**Exercises**
[1] Answer these questions from the financial report excerpt:
(a) Through what date had no licensing revenues been recognized?
(b) Whose deployment is the company's initial foray into national retail?
(c) What was the cost of equipment sales for the six months ended December 31, 2003?
[2] Please say whether each statement agrees with the financial report excerpt, and quote the words that decide it:
(a) The company will be paid for its development services for Tyco.
(b) In 2003, the company's product sales were mainly hardware related.
(c) MobileMonitor deployment testing is taking place with only one carrier.
[3] Carry on the financial report excerpt from the point where it stops.

** START Excerpted passage **

Also, we have been successful with the signing of a number of core technology
licensing engagements. Through December 31, 2004, we have not recognized any
licensing revenues and expect to recognize licensing revenues in the near
future.

         We have been engaged by Tyco Fire and Security (Sensormatic), for early
stage development to combine our core technologies into select Tyco Digital
Video Recorder and CCTV systems. We will be compensated for these development
services. Upon successful conclusion, a larger scale royalty/licensing
relationship between us and Tyco may result.

         We continue deployment testing for MobileMonitor with a number of
carriers globally. It is expected that additional revenue generating
opportunities will result. Also, we have a number of software licensing
engagements under negotiation, which are currently in testing phases. It is
expected that these engagements will come to fruition near-term.

                                      -16-


ITEM 2.  MANAGEMENT'S DISCUSSION AND ANALYSIS AND RESULTS OF OPERATIONS
         (Continued)

RESULTS OF OPERATIONS (Continued)

SIX MONTHS ENDED DECEMBER 31, 2004 COMPARED TO SIX MONTHS ENDED DECEMBER 31,
2003

Revenues (continued)

         We also have significant interest from the consumer electronics
retailer sector. Our deployment with CompUSA represents our initial foray into
national retail. More engagements following the CompUSA model are expected for
2005.

Cost of Equipment Sales

         For the six months ended December 31, 2004, we incurred cost of sales
related to the sale of equipment and software of $215,986 or 89% of revenues,
compared to $14,373 or 16% of revenues for the six months ended December 31,
2003. The increase in costs of sales and the corresponding percentage is due the
change in product. In 2004, we redesigned our product to include more hardware.
In 2003, sales from our product were software related, which had a minimal cost.
We expect our gross margins to increase as we recognize revenues from licensing
agreements associated with our software which has minimal costs associated with
it.

** END Excerpted passage **
** START Dataset excerpts **

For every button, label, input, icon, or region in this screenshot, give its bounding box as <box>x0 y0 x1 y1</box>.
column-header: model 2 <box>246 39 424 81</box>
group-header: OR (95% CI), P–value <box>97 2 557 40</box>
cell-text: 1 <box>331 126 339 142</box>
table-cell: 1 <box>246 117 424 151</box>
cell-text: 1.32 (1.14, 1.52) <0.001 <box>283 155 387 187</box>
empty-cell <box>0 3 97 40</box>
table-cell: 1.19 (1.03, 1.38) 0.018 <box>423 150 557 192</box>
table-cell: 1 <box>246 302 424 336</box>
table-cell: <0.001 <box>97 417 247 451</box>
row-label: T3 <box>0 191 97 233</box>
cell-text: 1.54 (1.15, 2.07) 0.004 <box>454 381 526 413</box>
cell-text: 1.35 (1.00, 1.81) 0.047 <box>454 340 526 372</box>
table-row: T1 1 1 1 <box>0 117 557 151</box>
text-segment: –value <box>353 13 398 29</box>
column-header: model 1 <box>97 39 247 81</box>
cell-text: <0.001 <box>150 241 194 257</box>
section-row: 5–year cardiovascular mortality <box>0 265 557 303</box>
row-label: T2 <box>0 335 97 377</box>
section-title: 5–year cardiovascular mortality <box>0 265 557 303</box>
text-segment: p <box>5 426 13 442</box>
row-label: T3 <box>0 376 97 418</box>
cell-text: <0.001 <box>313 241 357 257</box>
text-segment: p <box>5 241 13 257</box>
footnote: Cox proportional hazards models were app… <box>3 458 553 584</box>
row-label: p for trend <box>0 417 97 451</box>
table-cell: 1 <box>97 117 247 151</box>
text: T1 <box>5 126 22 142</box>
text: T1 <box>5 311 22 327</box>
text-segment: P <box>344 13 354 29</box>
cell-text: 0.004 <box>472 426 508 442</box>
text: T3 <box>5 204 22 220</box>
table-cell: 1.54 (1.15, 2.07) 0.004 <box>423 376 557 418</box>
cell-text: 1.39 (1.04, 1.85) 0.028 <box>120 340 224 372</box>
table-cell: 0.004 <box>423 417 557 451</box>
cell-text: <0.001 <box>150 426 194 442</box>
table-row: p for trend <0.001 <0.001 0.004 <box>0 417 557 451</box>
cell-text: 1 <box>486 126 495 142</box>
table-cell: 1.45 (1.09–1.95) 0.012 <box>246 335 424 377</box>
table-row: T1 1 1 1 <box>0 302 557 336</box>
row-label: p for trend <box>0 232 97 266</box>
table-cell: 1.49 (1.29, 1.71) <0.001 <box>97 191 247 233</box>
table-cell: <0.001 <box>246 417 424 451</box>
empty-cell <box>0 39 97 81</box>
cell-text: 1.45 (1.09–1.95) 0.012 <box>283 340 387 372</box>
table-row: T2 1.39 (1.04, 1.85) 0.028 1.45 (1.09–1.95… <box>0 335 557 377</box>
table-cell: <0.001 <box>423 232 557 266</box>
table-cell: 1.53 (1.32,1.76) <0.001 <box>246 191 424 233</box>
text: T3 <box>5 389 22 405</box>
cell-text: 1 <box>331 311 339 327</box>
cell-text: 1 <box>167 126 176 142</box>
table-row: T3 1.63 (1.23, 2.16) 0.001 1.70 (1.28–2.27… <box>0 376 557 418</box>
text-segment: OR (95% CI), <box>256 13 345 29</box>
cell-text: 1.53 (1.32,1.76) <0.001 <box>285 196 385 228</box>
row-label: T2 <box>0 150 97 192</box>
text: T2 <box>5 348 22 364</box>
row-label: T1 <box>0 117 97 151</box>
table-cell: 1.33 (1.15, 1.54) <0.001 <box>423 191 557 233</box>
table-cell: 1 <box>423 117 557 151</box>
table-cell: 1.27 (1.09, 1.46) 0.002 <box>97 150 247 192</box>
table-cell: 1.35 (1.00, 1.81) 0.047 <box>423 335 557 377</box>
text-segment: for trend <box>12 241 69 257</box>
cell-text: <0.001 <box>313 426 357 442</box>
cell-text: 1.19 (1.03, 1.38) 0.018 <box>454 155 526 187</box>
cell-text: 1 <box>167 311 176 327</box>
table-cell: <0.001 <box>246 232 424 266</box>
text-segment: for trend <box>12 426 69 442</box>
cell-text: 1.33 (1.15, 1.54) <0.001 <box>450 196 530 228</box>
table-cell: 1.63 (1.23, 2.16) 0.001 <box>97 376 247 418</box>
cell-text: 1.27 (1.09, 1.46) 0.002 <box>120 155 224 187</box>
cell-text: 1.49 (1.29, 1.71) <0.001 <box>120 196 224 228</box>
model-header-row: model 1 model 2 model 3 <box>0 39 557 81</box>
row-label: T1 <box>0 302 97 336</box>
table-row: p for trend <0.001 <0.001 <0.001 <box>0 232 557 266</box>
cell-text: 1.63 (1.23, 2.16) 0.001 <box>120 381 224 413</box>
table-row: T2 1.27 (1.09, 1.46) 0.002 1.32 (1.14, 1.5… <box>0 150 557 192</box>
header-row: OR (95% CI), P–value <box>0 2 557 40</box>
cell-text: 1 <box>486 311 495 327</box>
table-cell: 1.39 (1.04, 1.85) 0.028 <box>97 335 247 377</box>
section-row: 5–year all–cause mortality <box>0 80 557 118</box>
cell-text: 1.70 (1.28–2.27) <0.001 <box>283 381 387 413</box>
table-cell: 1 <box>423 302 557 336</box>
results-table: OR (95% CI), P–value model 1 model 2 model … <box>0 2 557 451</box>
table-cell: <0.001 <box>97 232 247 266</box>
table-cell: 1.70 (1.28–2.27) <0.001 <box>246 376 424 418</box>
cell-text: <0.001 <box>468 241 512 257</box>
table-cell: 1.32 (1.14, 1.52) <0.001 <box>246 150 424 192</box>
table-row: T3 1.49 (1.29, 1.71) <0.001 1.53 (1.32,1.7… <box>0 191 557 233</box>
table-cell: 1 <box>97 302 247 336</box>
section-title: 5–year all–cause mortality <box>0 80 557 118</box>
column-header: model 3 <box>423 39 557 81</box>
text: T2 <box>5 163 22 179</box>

** END Dataset excerpts **

**Response list**
[1]
(a) December 31, 2004
(b) CompUSA
(c) $14,373, or 16% of revenues

[2]
(a) Yes: "We will be compensated for these development services."
(b) No: "In 2003, sales from our product were software related, which had a minimal cost."
(c) No: "We continue deployment testing for MobileMonitor with a number of carriers globally."

[3]
Research and Development

         For the six months ended December 31, 2004, research and development
expense amounted to $38,863 as compared to $20,571 for the six months ended
December 31, 2003, an increase of $18,292 or 89%. We continue to develop our
products and expect this amount to increase in the future.

Bad Debt Expense

         For the six months ended December 31, 2004, bad debt expense amounted
to $20,343 as compared to $0 for the six months ended December 31, 2003. The
increase in bad debt was attributable to the write off of uncollectible accounts
receivable.

Selling and Promotion

         For the six months ended December 31, 2004, selling and promotion
expenses amounted to $141,775, which included $1,487 in commission expense,
$58,720 in advertising expense, printing and reproduction expense of $894,
travel expenses of $78,767, and other expenses of $1,907. For the three months
ended September 30, 2003, selling and promotion expenses amounted to $56,757,
which included $29,965 in commission expense, $11,122 in advertising expense,
printing and reproduction expense of $3,848 and travel expenses of $11,873. The
increase in selling and promotion expense was 85,018 or 150% and is attributable
to an increase in our marketing efforts in order to gain market acceptance of
our products. We will continue to aggressively market our products and plan on
attending trade shows, advertising in publications, and will seek public
relations opportunities.

                                      -17-


ITEM 2.  MANAGEMENT'S DISCUSSION AND ANALYSIS AND RESULTS OF OPERATIONS
         (Continued)

RESULTS OF OPERATIONS (Continued)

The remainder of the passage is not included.